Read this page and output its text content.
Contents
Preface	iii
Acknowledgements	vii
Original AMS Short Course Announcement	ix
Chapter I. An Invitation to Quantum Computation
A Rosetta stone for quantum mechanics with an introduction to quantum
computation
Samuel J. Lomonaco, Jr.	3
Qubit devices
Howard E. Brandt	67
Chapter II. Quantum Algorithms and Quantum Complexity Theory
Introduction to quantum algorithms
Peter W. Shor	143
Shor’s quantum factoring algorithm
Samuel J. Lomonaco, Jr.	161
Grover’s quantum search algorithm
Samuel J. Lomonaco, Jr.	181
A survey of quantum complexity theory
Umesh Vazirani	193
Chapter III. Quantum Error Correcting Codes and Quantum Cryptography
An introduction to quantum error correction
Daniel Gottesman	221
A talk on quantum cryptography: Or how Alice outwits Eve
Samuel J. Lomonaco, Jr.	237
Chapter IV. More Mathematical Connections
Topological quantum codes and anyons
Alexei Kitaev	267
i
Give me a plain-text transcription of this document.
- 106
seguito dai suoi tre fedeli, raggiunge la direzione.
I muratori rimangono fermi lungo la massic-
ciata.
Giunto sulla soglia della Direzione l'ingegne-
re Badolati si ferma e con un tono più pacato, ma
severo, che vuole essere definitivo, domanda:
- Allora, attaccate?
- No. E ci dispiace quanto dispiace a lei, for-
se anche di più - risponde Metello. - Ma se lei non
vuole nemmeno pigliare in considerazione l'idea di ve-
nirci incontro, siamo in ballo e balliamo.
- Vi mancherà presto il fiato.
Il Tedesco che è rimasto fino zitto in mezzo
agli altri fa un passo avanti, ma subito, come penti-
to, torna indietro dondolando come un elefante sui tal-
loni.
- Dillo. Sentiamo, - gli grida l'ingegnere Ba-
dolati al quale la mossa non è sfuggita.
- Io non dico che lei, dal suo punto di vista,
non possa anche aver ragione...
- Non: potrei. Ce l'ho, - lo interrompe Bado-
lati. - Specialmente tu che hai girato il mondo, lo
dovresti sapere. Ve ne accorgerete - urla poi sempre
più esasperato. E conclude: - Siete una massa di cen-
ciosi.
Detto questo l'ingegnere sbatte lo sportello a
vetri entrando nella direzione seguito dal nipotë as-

* * *

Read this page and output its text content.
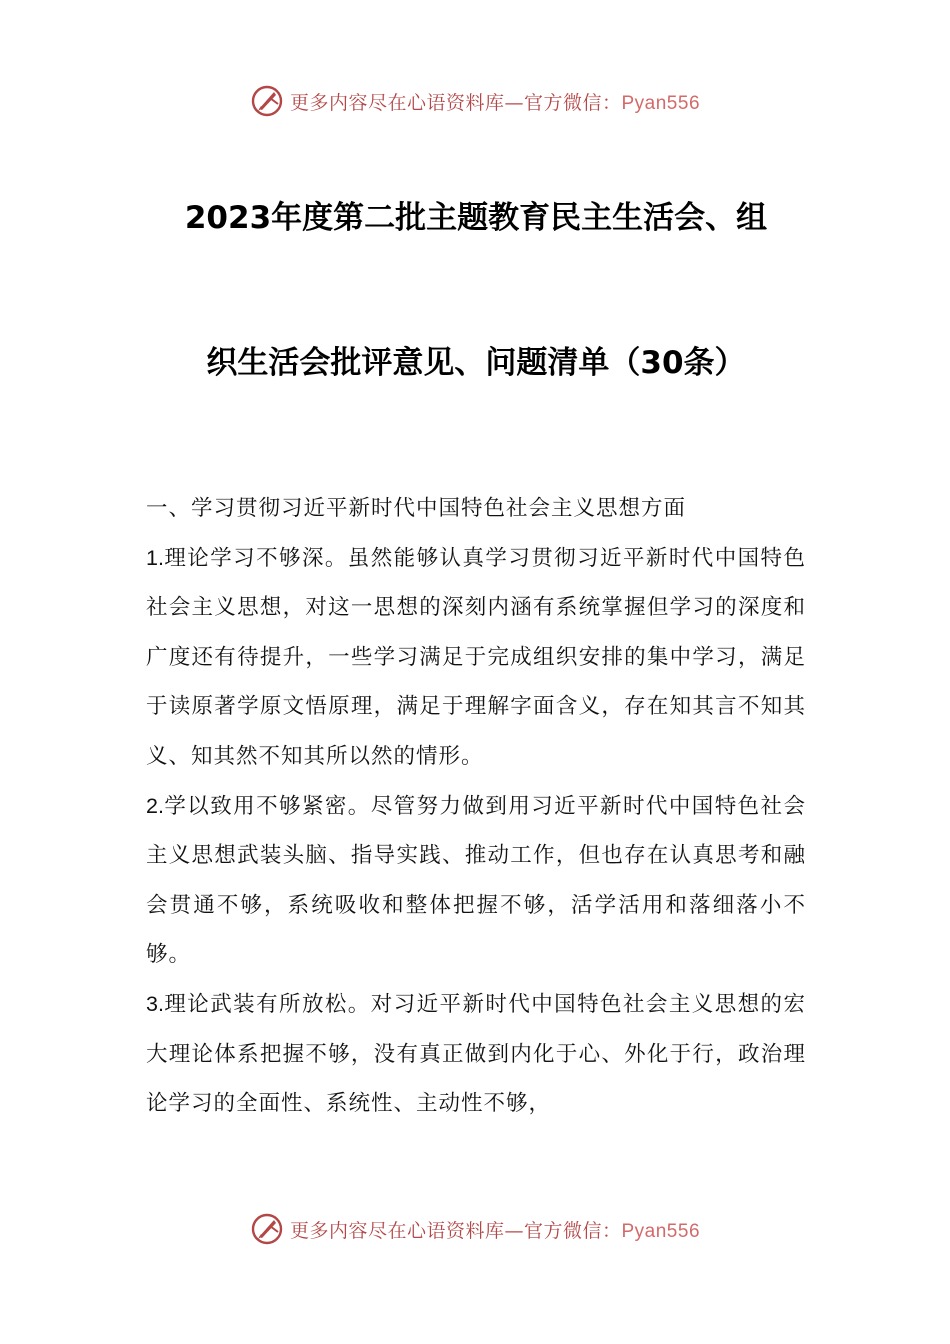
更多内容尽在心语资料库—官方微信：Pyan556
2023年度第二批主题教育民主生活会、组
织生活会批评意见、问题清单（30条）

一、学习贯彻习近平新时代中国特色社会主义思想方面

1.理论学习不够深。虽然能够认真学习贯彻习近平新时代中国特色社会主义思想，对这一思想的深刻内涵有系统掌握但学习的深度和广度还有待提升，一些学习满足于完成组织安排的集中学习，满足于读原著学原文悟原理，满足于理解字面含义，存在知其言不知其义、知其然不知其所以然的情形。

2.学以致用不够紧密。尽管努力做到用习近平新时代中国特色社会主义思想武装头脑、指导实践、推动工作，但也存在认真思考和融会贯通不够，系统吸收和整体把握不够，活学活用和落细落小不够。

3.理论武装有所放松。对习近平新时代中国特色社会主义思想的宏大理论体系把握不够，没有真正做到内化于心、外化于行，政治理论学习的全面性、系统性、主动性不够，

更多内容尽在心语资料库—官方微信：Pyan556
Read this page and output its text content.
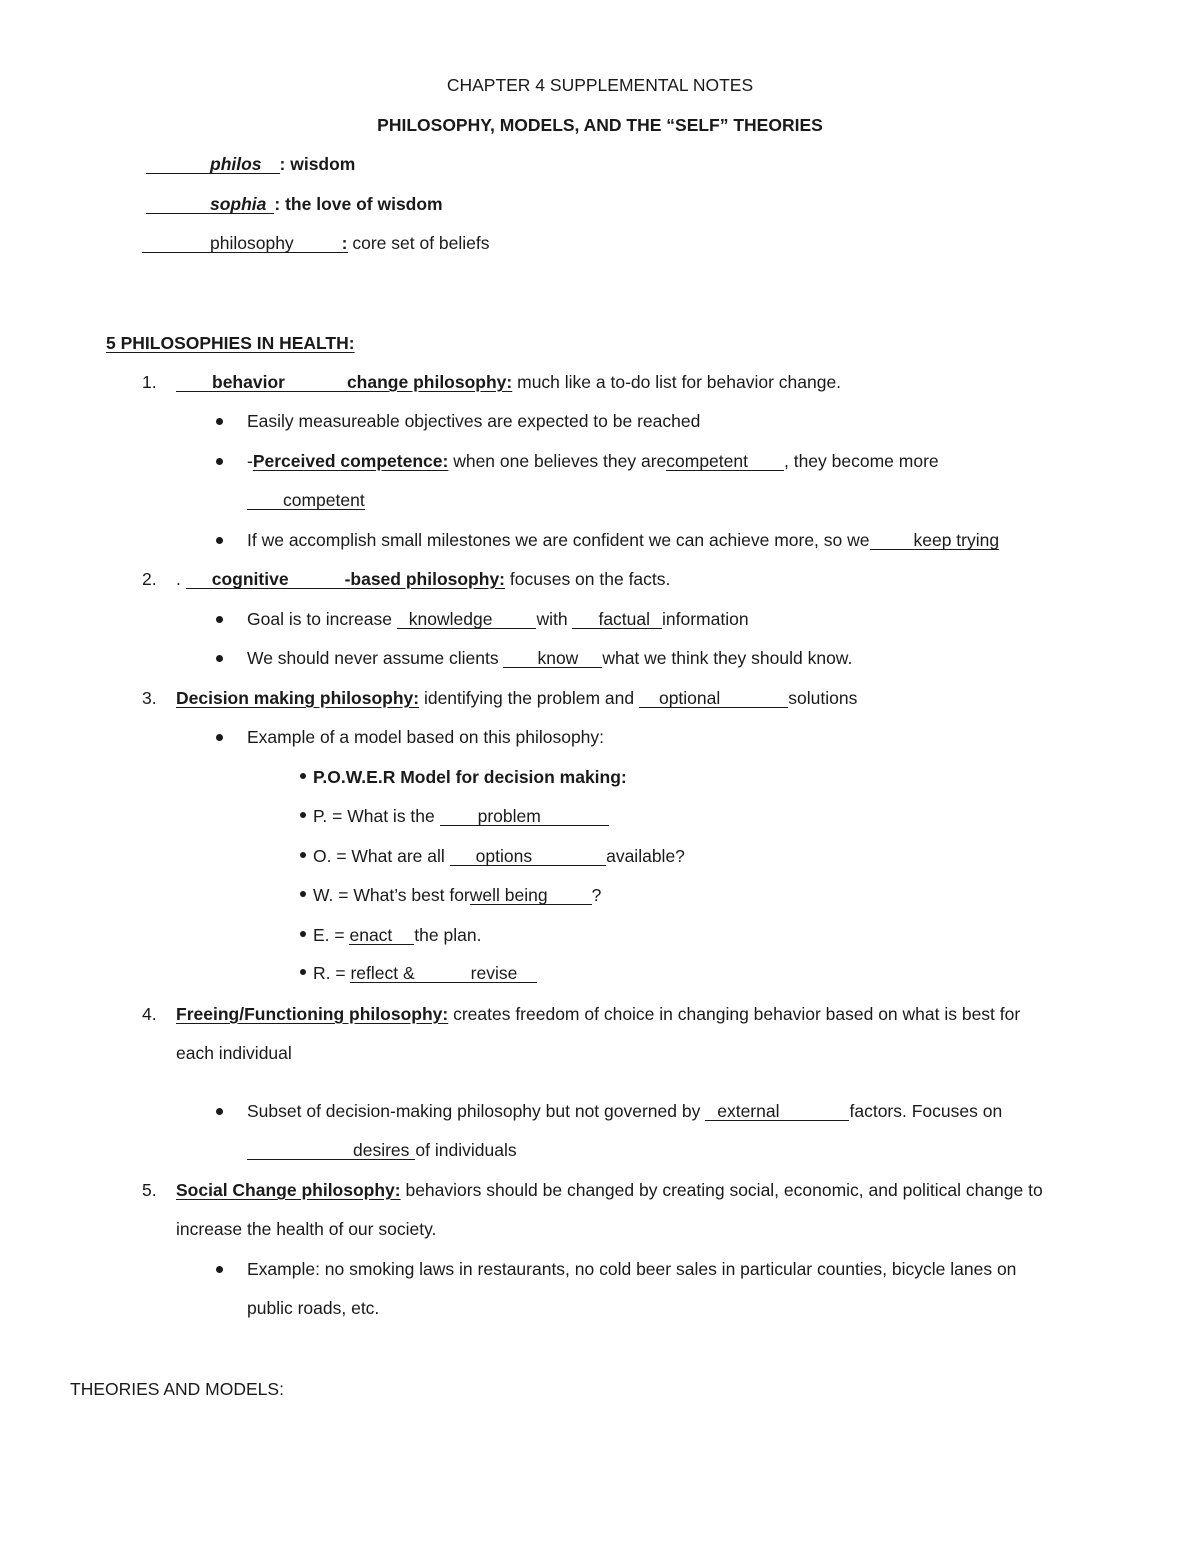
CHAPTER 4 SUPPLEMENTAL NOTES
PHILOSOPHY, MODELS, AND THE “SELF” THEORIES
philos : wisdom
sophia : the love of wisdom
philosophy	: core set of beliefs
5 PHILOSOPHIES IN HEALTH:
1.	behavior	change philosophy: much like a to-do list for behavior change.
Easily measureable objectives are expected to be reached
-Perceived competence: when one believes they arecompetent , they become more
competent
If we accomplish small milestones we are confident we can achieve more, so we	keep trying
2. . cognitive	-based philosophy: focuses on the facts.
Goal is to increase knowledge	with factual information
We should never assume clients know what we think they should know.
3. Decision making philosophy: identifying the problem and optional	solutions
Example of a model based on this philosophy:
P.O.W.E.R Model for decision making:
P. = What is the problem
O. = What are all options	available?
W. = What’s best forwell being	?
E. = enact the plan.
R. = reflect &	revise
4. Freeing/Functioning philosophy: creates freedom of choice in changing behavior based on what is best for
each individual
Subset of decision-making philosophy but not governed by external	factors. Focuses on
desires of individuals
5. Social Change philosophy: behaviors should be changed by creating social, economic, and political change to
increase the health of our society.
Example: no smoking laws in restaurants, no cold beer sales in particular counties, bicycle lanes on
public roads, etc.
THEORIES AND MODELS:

◆ Problem
List each line of the entries that holds the string "based".

◆ Expected answer
2. . cognitive	-based philosophy: focuses on the facts.
Example of a model based on this philosophy:
4. Freeing/Functioning philosophy: creates freedom of choice in changing behavior based on what is best for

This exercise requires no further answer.